## WHAT YOU ARE ASKED TO DO:
Below is a block of records; repeat each one exactly.

++++ DATASET RECORDS

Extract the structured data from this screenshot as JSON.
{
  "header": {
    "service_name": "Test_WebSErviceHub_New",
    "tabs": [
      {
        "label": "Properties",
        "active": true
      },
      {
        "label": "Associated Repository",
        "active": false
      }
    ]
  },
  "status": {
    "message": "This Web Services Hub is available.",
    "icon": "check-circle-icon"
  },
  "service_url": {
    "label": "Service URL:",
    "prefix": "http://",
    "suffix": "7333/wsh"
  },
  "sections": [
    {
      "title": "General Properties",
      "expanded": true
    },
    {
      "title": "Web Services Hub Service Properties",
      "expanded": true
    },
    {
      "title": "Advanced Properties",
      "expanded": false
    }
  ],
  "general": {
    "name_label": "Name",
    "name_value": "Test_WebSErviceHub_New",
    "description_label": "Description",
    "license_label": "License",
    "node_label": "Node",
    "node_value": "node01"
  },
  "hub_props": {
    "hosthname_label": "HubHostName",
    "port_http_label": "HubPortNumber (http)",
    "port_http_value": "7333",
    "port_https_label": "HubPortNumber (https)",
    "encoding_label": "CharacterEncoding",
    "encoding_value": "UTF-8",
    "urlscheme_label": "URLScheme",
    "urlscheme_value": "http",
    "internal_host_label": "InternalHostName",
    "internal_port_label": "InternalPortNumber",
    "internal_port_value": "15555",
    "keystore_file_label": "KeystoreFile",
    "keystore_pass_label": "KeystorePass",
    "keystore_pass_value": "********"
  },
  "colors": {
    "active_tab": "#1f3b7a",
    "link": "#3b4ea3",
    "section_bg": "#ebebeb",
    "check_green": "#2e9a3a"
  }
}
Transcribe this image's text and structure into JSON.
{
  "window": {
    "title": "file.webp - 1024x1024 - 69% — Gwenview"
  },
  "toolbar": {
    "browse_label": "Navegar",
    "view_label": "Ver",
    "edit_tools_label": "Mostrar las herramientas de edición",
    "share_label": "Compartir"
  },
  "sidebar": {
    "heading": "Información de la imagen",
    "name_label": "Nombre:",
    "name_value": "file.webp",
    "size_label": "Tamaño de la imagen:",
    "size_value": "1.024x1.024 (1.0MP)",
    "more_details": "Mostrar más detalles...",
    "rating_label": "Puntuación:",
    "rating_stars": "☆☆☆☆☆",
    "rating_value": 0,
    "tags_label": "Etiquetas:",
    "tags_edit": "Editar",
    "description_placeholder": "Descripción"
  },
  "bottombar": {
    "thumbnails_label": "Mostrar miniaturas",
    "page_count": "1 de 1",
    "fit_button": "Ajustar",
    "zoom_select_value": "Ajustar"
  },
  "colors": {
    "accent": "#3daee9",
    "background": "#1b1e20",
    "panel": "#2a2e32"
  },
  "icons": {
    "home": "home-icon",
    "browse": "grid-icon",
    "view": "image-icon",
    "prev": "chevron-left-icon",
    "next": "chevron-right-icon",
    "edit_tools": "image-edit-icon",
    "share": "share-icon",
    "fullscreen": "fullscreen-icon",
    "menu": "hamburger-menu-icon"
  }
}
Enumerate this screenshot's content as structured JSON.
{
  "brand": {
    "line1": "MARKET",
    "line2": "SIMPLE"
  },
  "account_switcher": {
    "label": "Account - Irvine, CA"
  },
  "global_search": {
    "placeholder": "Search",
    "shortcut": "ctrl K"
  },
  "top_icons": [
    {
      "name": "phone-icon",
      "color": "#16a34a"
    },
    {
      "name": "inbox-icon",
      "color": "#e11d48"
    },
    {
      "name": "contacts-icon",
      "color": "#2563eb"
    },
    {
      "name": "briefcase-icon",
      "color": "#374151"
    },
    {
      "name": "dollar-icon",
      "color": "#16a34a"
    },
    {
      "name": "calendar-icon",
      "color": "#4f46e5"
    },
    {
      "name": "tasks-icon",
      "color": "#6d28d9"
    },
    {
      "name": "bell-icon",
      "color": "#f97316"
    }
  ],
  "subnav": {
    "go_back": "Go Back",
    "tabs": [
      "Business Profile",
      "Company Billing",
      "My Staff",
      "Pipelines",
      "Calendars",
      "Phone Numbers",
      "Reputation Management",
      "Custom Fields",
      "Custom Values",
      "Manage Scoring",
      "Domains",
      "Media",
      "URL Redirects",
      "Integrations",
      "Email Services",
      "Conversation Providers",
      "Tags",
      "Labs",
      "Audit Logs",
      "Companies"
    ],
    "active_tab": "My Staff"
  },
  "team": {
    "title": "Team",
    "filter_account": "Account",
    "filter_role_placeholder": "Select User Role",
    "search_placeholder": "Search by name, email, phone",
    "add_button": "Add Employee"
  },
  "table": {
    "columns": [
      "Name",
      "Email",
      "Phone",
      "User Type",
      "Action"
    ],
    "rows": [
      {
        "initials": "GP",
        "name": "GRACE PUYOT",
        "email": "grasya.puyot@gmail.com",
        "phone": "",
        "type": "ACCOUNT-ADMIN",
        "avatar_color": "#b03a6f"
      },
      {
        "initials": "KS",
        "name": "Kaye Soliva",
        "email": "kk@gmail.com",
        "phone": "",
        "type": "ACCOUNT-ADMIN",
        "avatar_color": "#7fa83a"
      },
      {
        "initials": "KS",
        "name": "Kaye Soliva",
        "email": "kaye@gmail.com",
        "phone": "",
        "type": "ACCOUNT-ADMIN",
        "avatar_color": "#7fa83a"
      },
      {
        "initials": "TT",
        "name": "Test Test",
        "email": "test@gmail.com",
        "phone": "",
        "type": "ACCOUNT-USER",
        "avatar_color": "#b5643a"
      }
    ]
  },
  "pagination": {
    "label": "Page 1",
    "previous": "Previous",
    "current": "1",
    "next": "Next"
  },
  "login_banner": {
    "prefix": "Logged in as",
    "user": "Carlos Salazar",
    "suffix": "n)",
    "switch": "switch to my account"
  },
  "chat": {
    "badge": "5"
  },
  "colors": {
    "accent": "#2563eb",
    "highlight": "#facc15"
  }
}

++++++++

## RESPONSE BELOW:
Extract the structured data from this screenshot as JSON.
{
  "header": {
    "service_name": "Test_WebSErviceHub_New",
    "tabs": [
      {
        "label": "Properties",
        "active": true
      },
      {
        "label": "Associated Repository",
        "active": false
      }
    ]
  },
  "status": {
    "message": "This Web Services Hub is available.",
    "icon": "check-circle-icon"
  },
  "service_url": {
    "label": "Service URL:",
    "prefix": "http://",
    "suffix": "7333/wsh"
  },
  "sections": [
    {
      "title": "General Properties",
      "expanded": true
    },
    {
      "title": "Web Services Hub Service Properties",
      "expanded": true
    },
    {
      "title": "Advanced Properties",
      "expanded": false
    }
  ],
  "general": {
    "name_label": "Name",
    "name_value": "Test_WebSErviceHub_New",
    "description_label": "Description",
    "license_label": "License",
    "node_label": "Node",
    "node_value": "node01"
  },
  "hub_props": {
    "hosthname_label": "HubHostName",
    "port_http_label": "HubPortNumber (http)",
    "port_http_value": "7333",
    "port_https_label": "HubPortNumber (https)",
    "encoding_label": "CharacterEncoding",
    "encoding_value": "UTF-8",
    "urlscheme_label": "URLScheme",
    "urlscheme_value": "http",
    "internal_host_label": "InternalHostName",
    "internal_port_label": "InternalPortNumber",
    "internal_port_value": "15555",
    "keystore_file_label": "KeystoreFile",
    "keystore_pass_label": "KeystorePass",
    "keystore_pass_value": "********"
  },
  "colors": {
    "active_tab": "#1f3b7a",
    "link": "#3b4ea3",
    "section_bg": "#ebebeb",
    "check_green": "#2e9a3a"
  }
}
Transcribe this image's text and structure into JSON.
{
  "window": {
    "title": "file.webp - 1024x1024 - 69% — Gwenview"
  },
  "toolbar": {
    "browse_label": "Navegar",
    "view_label": "Ver",
    "edit_tools_label": "Mostrar las herramientas de edición",
    "share_label": "Compartir"
  },
  "sidebar": {
    "heading": "Información de la imagen",
    "name_label": "Nombre:",
    "name_value": "file.webp",
    "size_label": "Tamaño de la imagen:",
    "size_value": "1.024x1.024 (1.0MP)",
    "more_details": "Mostrar más detalles...",
    "rating_label": "Puntuación:",
    "rating_stars": "☆☆☆☆☆",
    "rating_value": 0,
    "tags_label": "Etiquetas:",
    "tags_edit": "Editar",
    "description_placeholder": "Descripción"
  },
  "bottombar": {
    "thumbnails_label": "Mostrar miniaturas",
    "page_count": "1 de 1",
    "fit_button": "Ajustar",
    "zoom_select_value": "Ajustar"
  },
  "colors": {
    "accent": "#3daee9",
    "background": "#1b1e20",
    "panel": "#2a2e32"
  },
  "icons": {
    "home": "home-icon",
    "browse": "grid-icon",
    "view": "image-icon",
    "prev": "chevron-left-icon",
    "next": "chevron-right-icon",
    "edit_tools": "image-edit-icon",
    "share": "share-icon",
    "fullscreen": "fullscreen-icon",
    "menu": "hamburger-menu-icon"
  }
}
Enumerate this screenshot's content as structured JSON.
{
  "brand": {
    "line1": "MARKET",
    "line2": "SIMPLE"
  },
  "account_switcher": {
    "label": "Account - Irvine, CA"
  },
  "global_search": {
    "placeholder": "Search",
    "shortcut": "ctrl K"
  },
  "top_icons": [
    {
      "name": "phone-icon",
      "color": "#16a34a"
    },
    {
      "name": "inbox-icon",
      "color": "#e11d48"
    },
    {
      "name": "contacts-icon",
      "color": "#2563eb"
    },
    {
      "name": "briefcase-icon",
      "color": "#374151"
    },
    {
      "name": "dollar-icon",
      "color": "#16a34a"
    },
    {
      "name": "calendar-icon",
      "color": "#4f46e5"
    },
    {
      "name": "tasks-icon",
      "color": "#6d28d9"
    },
    {
      "name": "bell-icon",
      "color": "#f97316"
    }
  ],
  "subnav": {
    "go_back": "Go Back",
    "tabs": [
      "Business Profile",
      "Company Billing",
      "My Staff",
      "Pipelines",
      "Calendars",
      "Phone Numbers",
      "Reputation Management",
      "Custom Fields",
      "Custom Values",
      "Manage Scoring",
      "Domains",
      "Media",
      "URL Redirects",
      "Integrations",
      "Email Services",
      "Conversation Providers",
      "Tags",
      "Labs",
      "Audit Logs",
      "Companies"
    ],
    "active_tab": "My Staff"
  },
  "team": {
    "title": "Team",
    "filter_account": "Account",
    "filter_role_placeholder": "Select User Role",
    "search_placeholder": "Search by name, email, phone",
    "add_button": "Add Employee"
  },
  "table": {
    "columns": [
      "Name",
      "Email",
      "Phone",
      "User Type",
      "Action"
    ],
    "rows": [
      {
        "initials": "GP",
        "name": "GRACE PUYOT",
        "email": "grasya.puyot@gmail.com",
        "phone": "",
        "type": "ACCOUNT-ADMIN",
        "avatar_color": "#b03a6f"
      },
      {
        "initials": "KS",
        "name": "Kaye Soliva",
        "email": "kk@gmail.com",
        "phone": "",
        "type": "ACCOUNT-ADMIN",
        "avatar_color": "#7fa83a"
      },
      {
        "initials": "KS",
        "name": "Kaye Soliva",
        "email": "kaye@gmail.com",
        "phone": "",
        "type": "ACCOUNT-ADMIN",
        "avatar_color": "#7fa83a"
      },
      {
        "initials": "TT",
        "name": "Test Test",
        "email": "test@gmail.com",
        "phone": "",
        "type": "ACCOUNT-USER",
        "avatar_color": "#b5643a"
      }
    ]
  },
  "pagination": {
    "label": "Page 1",
    "previous": "Previous",
    "current": "1",
    "next": "Next"
  },
  "login_banner": {
    "prefix": "Logged in as",
    "user": "Carlos Salazar",
    "suffix": "n)",
    "switch": "switch to my account"
  },
  "chat": {
    "badge": "5"
  },
  "colors": {
    "accent": "#2563eb",
    "highlight": "#facc15"
  }
}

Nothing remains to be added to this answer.